## Written request
Copy the lines below verbatim, from the line containing "zoom-taskbar-icon[interactable] bbox=[166, 346, 175, 355]" through the line containing "participant-display-name: Лілія Петренко", both included.
-=-=-=-=-
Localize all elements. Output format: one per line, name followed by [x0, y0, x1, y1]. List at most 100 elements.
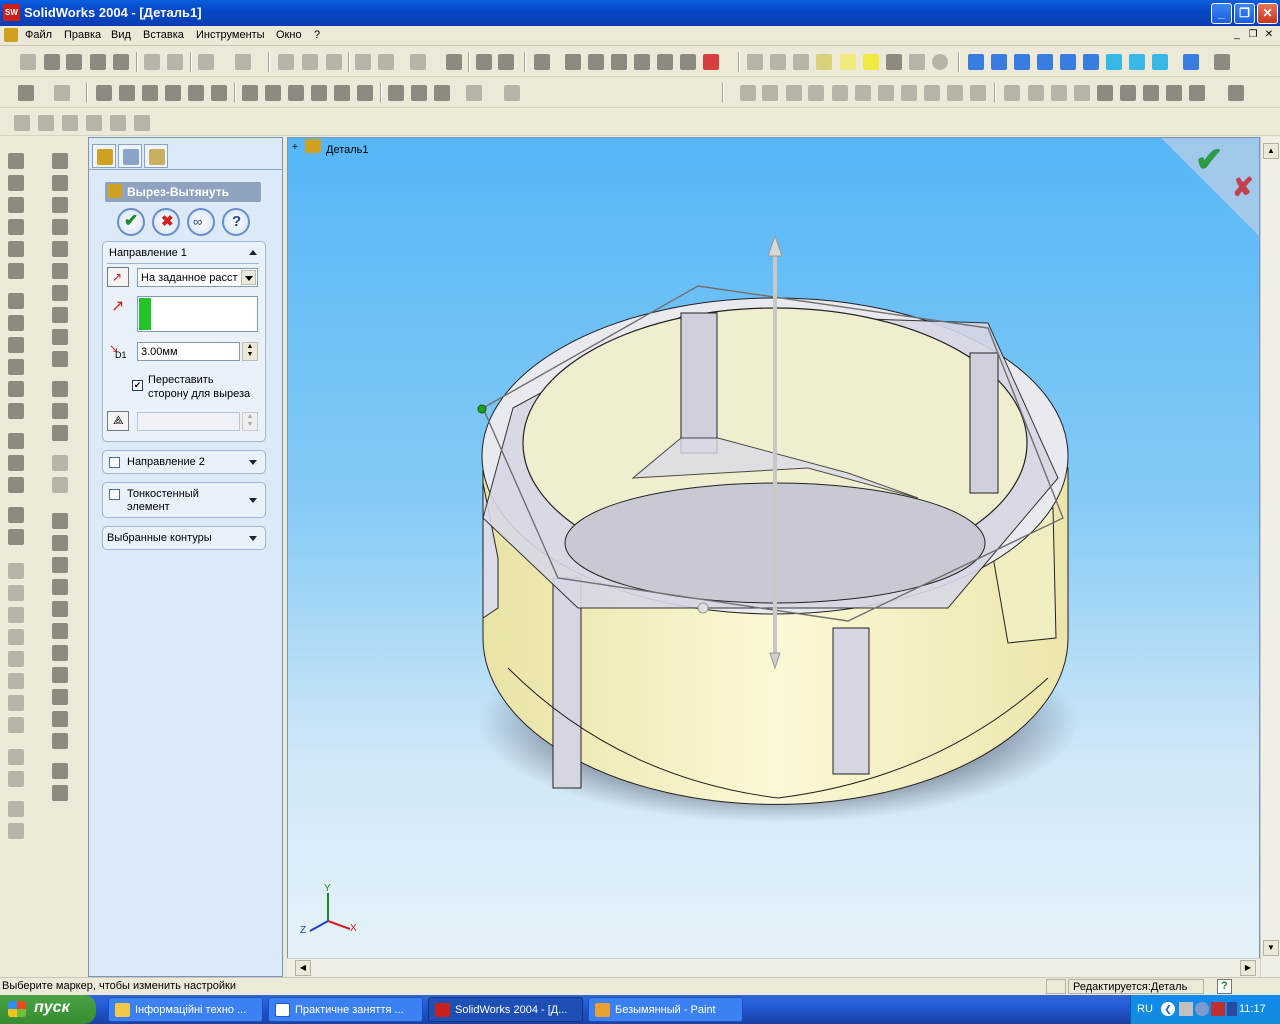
left-sketch-22-icon[interactable] [52, 645, 68, 661]
sketch-spline-icon[interactable] [878, 85, 894, 101]
maximize-button[interactable]: ❐ [1234, 3, 1255, 24]
network-icon[interactable] [1179, 1002, 1193, 1016]
sweep-boss-icon[interactable] [142, 85, 158, 101]
snap-icon[interactable] [378, 54, 394, 70]
start-button[interactable]: пуск [0, 995, 96, 1024]
expand-icon[interactable] [249, 498, 257, 503]
filter-icon[interactable] [446, 54, 462, 70]
help-icon[interactable] [476, 54, 492, 70]
perspective-icon[interactable] [909, 54, 925, 70]
status-help-icon[interactable]: ? [1217, 979, 1232, 994]
left-feature-21-icon[interactable] [8, 629, 24, 645]
reference-geometry-icon[interactable] [466, 85, 482, 101]
trimetric-view-icon[interactable] [1129, 54, 1145, 70]
left-sketch-21-icon[interactable] [52, 623, 68, 639]
left-feature-16-icon[interactable] [8, 507, 24, 523]
revolve-boss-icon[interactable] [119, 85, 135, 101]
graphics-area[interactable]: + Деталь1 ✔ ✘ Y X Z [287, 137, 1260, 959]
left-feature-15-icon[interactable] [8, 477, 24, 493]
make-drawing-icon[interactable] [90, 54, 106, 70]
redo-icon[interactable] [235, 54, 251, 70]
tray-app-icon[interactable] [1195, 1002, 1209, 1016]
left-sketch-9-icon[interactable] [52, 329, 68, 345]
doc-minimize-button[interactable]: _ [1230, 29, 1244, 42]
left-feature-24-icon[interactable] [8, 695, 24, 711]
scroll-left-button[interactable]: ◀ [295, 960, 311, 976]
left-feature-14-icon[interactable] [8, 455, 24, 471]
left-sketch-16-icon[interactable] [52, 513, 68, 529]
sketch-fillet-icon[interactable] [970, 85, 986, 101]
draft-toggle-button[interactable]: ⟁ [107, 411, 129, 431]
shell-icon[interactable] [311, 85, 327, 101]
left-feature-5-icon[interactable] [8, 241, 24, 257]
security-icon[interactable] [1211, 1002, 1225, 1016]
direction2-checkbox[interactable] [109, 457, 120, 468]
expand-icon[interactable] [249, 536, 257, 541]
left-feature-20-icon[interactable] [8, 607, 24, 623]
left-feature-13-icon[interactable] [8, 433, 24, 449]
pan-icon[interactable] [680, 54, 696, 70]
left-sketch-1-icon[interactable] [52, 153, 68, 169]
view-orientation-icon[interactable] [534, 54, 550, 70]
left-feature-10-icon[interactable] [8, 359, 24, 375]
measure-icon[interactable] [1214, 54, 1230, 70]
left-sketch-2-icon[interactable] [52, 175, 68, 191]
left-feature-7-icon[interactable] [8, 293, 24, 309]
left-sketch-12-icon[interactable] [52, 403, 68, 419]
vertical-scrollbar[interactable]: ▲ ▼ [1260, 137, 1280, 977]
doc-close-button[interactable]: ✕ [1262, 29, 1276, 42]
left-feature-6-icon[interactable] [8, 263, 24, 279]
left-feature-18-icon[interactable] [8, 563, 24, 579]
view-menu-icon[interactable] [703, 54, 719, 70]
depth-spinner[interactable]: ▲ ▼ [242, 342, 258, 361]
sketch-pattern-icon[interactable] [1120, 85, 1136, 101]
convert-entities-icon[interactable] [1074, 85, 1090, 101]
scroll-down-button[interactable]: ▼ [1263, 940, 1279, 956]
direction2-group[interactable]: Направление 2 [102, 450, 266, 474]
draft-spinner[interactable]: ▲ ▼ [242, 412, 258, 431]
left-feature-17-icon[interactable] [8, 529, 24, 545]
left-feature-3-icon[interactable] [8, 197, 24, 213]
rotate-icon[interactable] [657, 54, 673, 70]
collapse-icon[interactable] [249, 250, 257, 255]
menu-file[interactable]: Файл [25, 29, 52, 41]
menu-window[interactable]: Окно [276, 29, 302, 41]
move-sketch-icon[interactable] [1166, 85, 1182, 101]
sketch-tools-icon[interactable] [18, 85, 34, 101]
tool-1-icon[interactable] [14, 115, 30, 131]
shaded-edges-icon[interactable] [816, 54, 832, 70]
dimetric-view-icon[interactable] [1152, 54, 1168, 70]
top-view-icon[interactable] [1060, 54, 1076, 70]
left-sketch-6-icon[interactable] [52, 263, 68, 279]
taskbar-item-paint[interactable]: Безымянный - Paint [588, 997, 743, 1022]
zoom-selection-icon[interactable] [634, 54, 650, 70]
extrude-cut-icon[interactable] [188, 85, 204, 101]
cancel-button[interactable]: ✖ [152, 208, 180, 236]
left-sketch-24-icon[interactable] [52, 689, 68, 705]
print-icon[interactable] [144, 54, 160, 70]
sketch-centerline-icon[interactable] [924, 85, 940, 101]
clock[interactable]: 11:17 [1239, 1003, 1266, 1015]
left-sketch-3-icon[interactable] [52, 197, 68, 213]
menu-edit[interactable]: Правка [64, 29, 101, 41]
back-view-icon[interactable] [991, 54, 1007, 70]
left-feature-28-icon[interactable] [8, 801, 24, 817]
left-feature-4-icon[interactable] [8, 219, 24, 235]
left-sketch-13-icon[interactable] [52, 425, 68, 441]
tool-3-icon[interactable] [62, 115, 78, 131]
left-feature-12-icon[interactable] [8, 403, 24, 419]
taskbar-item-word[interactable]: Практичне заняття ... [268, 997, 423, 1022]
hidden-removed-icon[interactable] [793, 54, 809, 70]
shaded-icon[interactable] [840, 54, 856, 70]
left-feature-8-icon[interactable] [8, 315, 24, 331]
horizontal-scrollbar[interactable]: ◀ ▶ [287, 958, 1260, 977]
sketch-icon[interactable] [302, 54, 318, 70]
hidden-gray-icon[interactable] [770, 54, 786, 70]
doc-restore-button[interactable]: ❐ [1246, 29, 1260, 42]
document-icon[interactable] [4, 28, 18, 42]
whats-this-icon[interactable] [498, 54, 514, 70]
sketch-relation-icon[interactable] [740, 85, 756, 101]
left-sketch-28-icon[interactable] [52, 785, 68, 801]
tab-configuration-manager[interactable] [144, 144, 168, 168]
draft-icon[interactable] [334, 85, 350, 101]
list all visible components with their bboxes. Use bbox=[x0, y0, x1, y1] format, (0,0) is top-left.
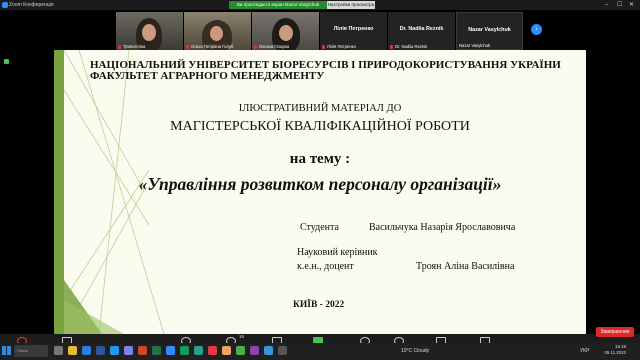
zoom-taskbar-icon[interactable] bbox=[166, 346, 175, 355]
end-meeting-button[interactable]: Завершение bbox=[596, 327, 634, 337]
word-icon[interactable] bbox=[96, 346, 105, 355]
participant-display-name: Nazar Vasylchuk bbox=[468, 27, 511, 33]
faculty-name: ФАКУЛЬТЕТ АГРАРНОГО МЕНЕДЖМЕНТУ bbox=[90, 70, 325, 82]
supervisor-label: Науковий керівник bbox=[297, 247, 378, 258]
next-page-button[interactable]: › bbox=[531, 24, 542, 35]
participant-name: Nazar Vasylchuk bbox=[459, 43, 491, 48]
view-options-button[interactable]: Настройки просмотра ▾ bbox=[327, 1, 375, 15]
task-view-icon[interactable] bbox=[54, 346, 63, 355]
chrome-icon[interactable] bbox=[180, 346, 189, 355]
maximize-icon[interactable]: ☐ bbox=[617, 0, 622, 10]
taskbar-clock[interactable]: 16:19 09.11.2022 bbox=[598, 344, 626, 356]
minimize-icon[interactable]: – bbox=[605, 0, 608, 10]
zoom-logo-icon bbox=[2, 2, 8, 8]
participant-name: Оксана Гагарка bbox=[259, 44, 290, 49]
shield-icon bbox=[4, 59, 9, 64]
powerpoint-icon[interactable] bbox=[138, 346, 147, 355]
edge-icon[interactable] bbox=[110, 346, 119, 355]
supervisor-degree: к.е.н., доцент bbox=[297, 261, 354, 272]
muted-mic-icon bbox=[186, 45, 189, 49]
muted-mic-icon bbox=[322, 45, 325, 49]
app-icon[interactable] bbox=[264, 346, 273, 355]
participant-name: ТроянАліна bbox=[123, 44, 146, 49]
city-year: КИЇВ - 2022 bbox=[293, 300, 345, 310]
participants-count: 16 bbox=[239, 334, 245, 339]
participant-face bbox=[279, 25, 293, 41]
participant-display-name: Лілія Петренко bbox=[333, 26, 374, 32]
participant-name: Ольга Петрівна Голуб bbox=[191, 44, 234, 49]
student-name: Васильчука Назарія Ярославовича bbox=[369, 222, 516, 233]
teams-icon[interactable] bbox=[124, 346, 133, 355]
muted-mic-icon bbox=[254, 45, 257, 49]
work-type: МАГІСТЕРСЬКОЇ КВАЛІФІКАЦІЙНОЇ РОБОТИ bbox=[170, 119, 470, 134]
participant-tile[interactable]: Оксана Гагарка bbox=[252, 12, 319, 50]
taskbar-search[interactable]: Поиск bbox=[14, 345, 48, 357]
participant-name: Dr. Nadiia Reznik bbox=[395, 44, 428, 49]
app-icon[interactable] bbox=[278, 346, 287, 355]
app-icon[interactable] bbox=[250, 346, 259, 355]
window-title: Zoom Конференція bbox=[9, 2, 54, 8]
topic-title: «Управління розвитком персоналу організа… bbox=[138, 174, 502, 194]
app-icon[interactable] bbox=[236, 346, 245, 355]
language-indicator[interactable]: УКР bbox=[580, 343, 589, 360]
app-icon[interactable] bbox=[194, 346, 203, 355]
muted-mic-icon bbox=[118, 45, 121, 49]
participant-face bbox=[210, 26, 223, 41]
file-explorer-icon[interactable] bbox=[68, 346, 77, 355]
participant-tile[interactable]: Ольга Петрівна Голуб bbox=[184, 12, 251, 50]
participant-tile[interactable]: ТроянАліна bbox=[116, 12, 183, 50]
clock-date: 09.11.2022 bbox=[604, 350, 626, 355]
topic-intro: на тему : bbox=[289, 151, 351, 167]
shared-slide: НАЦІОНАЛЬНИЙ УНІВЕРСИТЕТ БІОРЕСУРСІВ І П… bbox=[54, 50, 586, 334]
participant-tile[interactable]: Nazar Vasylchuk Nazar Vasylchuk bbox=[456, 12, 523, 50]
participant-tile[interactable]: Dr. Nadiia Reznik Dr. Nadiia Reznik bbox=[388, 12, 455, 50]
slide-subtitle: ІЛЮСТРАТИВНИЙ МАТЕРІАЛ ДО bbox=[238, 103, 402, 114]
close-icon[interactable]: ✕ bbox=[629, 0, 634, 10]
participant-strip: ТроянАліна Ольга Петрівна Голуб Оксана Г… bbox=[116, 12, 546, 50]
participant-face bbox=[142, 24, 156, 41]
supervisor-name: Троян Аліна Василівна bbox=[416, 261, 515, 272]
participant-display-name: Dr. Nadiia Reznik bbox=[399, 26, 444, 32]
app-icon[interactable] bbox=[222, 346, 231, 355]
student-label: Студента bbox=[300, 222, 339, 233]
excel-icon[interactable] bbox=[152, 346, 161, 355]
participant-name: Лілія Петренко bbox=[327, 44, 356, 49]
windows-start-icon[interactable] bbox=[2, 346, 11, 355]
weather-widget[interactable]: 10°C Cloudy bbox=[401, 343, 429, 360]
app-icon[interactable] bbox=[208, 346, 217, 355]
screen-share-banner: Ви проглядаєте екран Nazar Vasylchuk bbox=[229, 1, 327, 9]
muted-mic-icon bbox=[390, 45, 393, 49]
mail-icon[interactable] bbox=[82, 346, 91, 355]
participant-tile[interactable]: Лілія Петренко Лілія Петренко bbox=[320, 12, 387, 50]
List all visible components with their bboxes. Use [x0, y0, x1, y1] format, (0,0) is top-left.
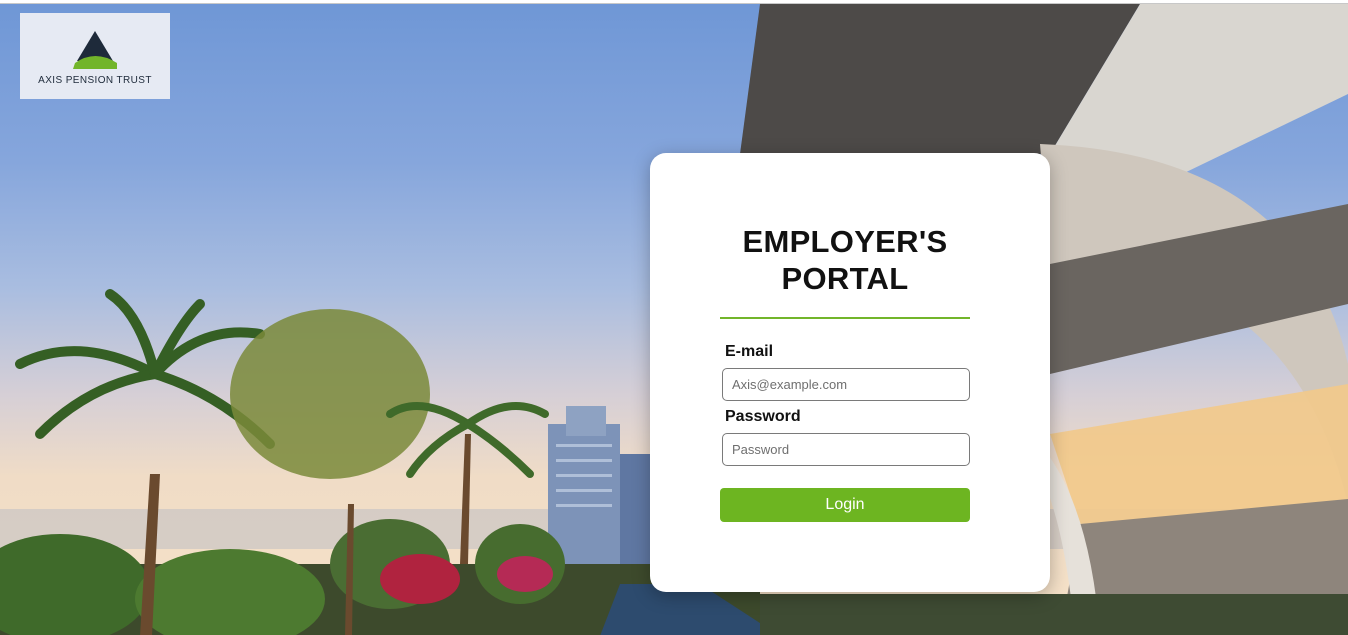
axis-triangle-logo-icon — [73, 30, 117, 69]
login-card: EMPLOYER'S PORTAL E-mail Password Login — [650, 153, 1050, 592]
password-label: Password — [725, 408, 801, 425]
brand-logo[interactable]: AXIS PENSION TRUST — [20, 13, 170, 99]
email-label: E-mail — [725, 343, 774, 360]
title-line-1: EMPLOYER'S — [742, 224, 948, 259]
title-divider — [720, 317, 970, 319]
brand-name: AXIS PENSION TRUST — [38, 74, 152, 86]
password-field[interactable] — [722, 433, 970, 466]
email-field[interactable] — [722, 368, 970, 401]
login-button[interactable]: Login — [720, 488, 970, 522]
title-line-2: PORTAL — [781, 261, 909, 296]
page-title: EMPLOYER'S PORTAL — [720, 223, 970, 297]
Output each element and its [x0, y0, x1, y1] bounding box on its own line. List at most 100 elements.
-=-=-=-=-
## Answer for this exercise
zoom-taskbar-icon[interactable] bbox=[166, 346, 175, 355]
end-meeting-button[interactable]: Завершение bbox=[596, 327, 634, 337]
word-icon[interactable] bbox=[96, 346, 105, 355]
participant-display-name: Nazar Vasylchuk bbox=[468, 27, 511, 33]
faculty-name: ФАКУЛЬТЕТ АГРАРНОГО МЕНЕДЖМЕНТУ bbox=[90, 70, 325, 82]
supervisor-label: Науковий керівник bbox=[297, 247, 378, 258]
next-page-button[interactable]: › bbox=[531, 24, 542, 35]
participant-name: Nazar Vasylchuk bbox=[459, 43, 491, 48]
view-options-button[interactable]: Настройки просмотра ▾ bbox=[327, 1, 375, 15]
task-view-icon[interactable] bbox=[54, 346, 63, 355]
chrome-icon[interactable] bbox=[180, 346, 189, 355]
maximize-icon[interactable]: ☐ bbox=[617, 0, 622, 10]
taskbar-clock[interactable]: 16:19 09.11.2022 bbox=[598, 344, 626, 356]
minimize-icon[interactable]: – bbox=[605, 0, 608, 10]
zoom-logo-icon bbox=[2, 2, 8, 8]
participant-name: Оксана Гагарка bbox=[259, 44, 290, 49]
shield-icon bbox=[4, 59, 9, 64]
powerpoint-icon[interactable] bbox=[138, 346, 147, 355]
edge-icon[interactable] bbox=[110, 346, 119, 355]
supervisor-degree: к.е.н., доцент bbox=[297, 261, 354, 272]
muted-mic-icon bbox=[186, 45, 189, 49]
muted-mic-icon bbox=[322, 45, 325, 49]
app-icon[interactable] bbox=[264, 346, 273, 355]
participant-name: ТроянАліна bbox=[123, 44, 146, 49]
city-year: КИЇВ - 2022 bbox=[293, 300, 345, 310]
participants-count: 16 bbox=[239, 334, 245, 339]
participant-face bbox=[279, 25, 293, 41]
participant-display-name: Лілія Петренко bbox=[333, 26, 374, 32]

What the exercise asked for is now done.